▶ [Aim]: Pick every line with "have" from the material below.

Collection entries

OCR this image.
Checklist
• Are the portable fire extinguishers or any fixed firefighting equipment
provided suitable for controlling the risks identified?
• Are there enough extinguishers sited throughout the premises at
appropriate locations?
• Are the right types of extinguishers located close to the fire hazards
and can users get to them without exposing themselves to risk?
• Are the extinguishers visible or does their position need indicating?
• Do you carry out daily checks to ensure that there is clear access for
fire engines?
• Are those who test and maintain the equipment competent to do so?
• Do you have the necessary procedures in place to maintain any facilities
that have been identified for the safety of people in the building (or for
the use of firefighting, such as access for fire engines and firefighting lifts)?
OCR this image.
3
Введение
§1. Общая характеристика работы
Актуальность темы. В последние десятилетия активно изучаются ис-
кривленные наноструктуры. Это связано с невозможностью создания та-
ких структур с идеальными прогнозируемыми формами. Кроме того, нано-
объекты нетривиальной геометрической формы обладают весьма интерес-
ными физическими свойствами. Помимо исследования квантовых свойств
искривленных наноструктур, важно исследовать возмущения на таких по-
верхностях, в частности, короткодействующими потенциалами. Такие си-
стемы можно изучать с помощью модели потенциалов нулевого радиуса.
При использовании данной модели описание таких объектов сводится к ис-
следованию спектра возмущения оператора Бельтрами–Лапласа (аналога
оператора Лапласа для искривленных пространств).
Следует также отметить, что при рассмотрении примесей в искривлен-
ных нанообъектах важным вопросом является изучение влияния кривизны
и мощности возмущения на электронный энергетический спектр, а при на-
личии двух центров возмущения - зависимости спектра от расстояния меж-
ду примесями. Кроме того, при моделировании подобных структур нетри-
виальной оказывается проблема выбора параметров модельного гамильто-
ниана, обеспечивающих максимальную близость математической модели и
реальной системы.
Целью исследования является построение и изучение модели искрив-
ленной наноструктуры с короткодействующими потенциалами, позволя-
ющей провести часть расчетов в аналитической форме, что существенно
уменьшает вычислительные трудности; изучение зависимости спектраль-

▶ [Result]:
• Do you have the necessary procedures in place to maintain any facilities
that have been identified for the safety of people in the building (or for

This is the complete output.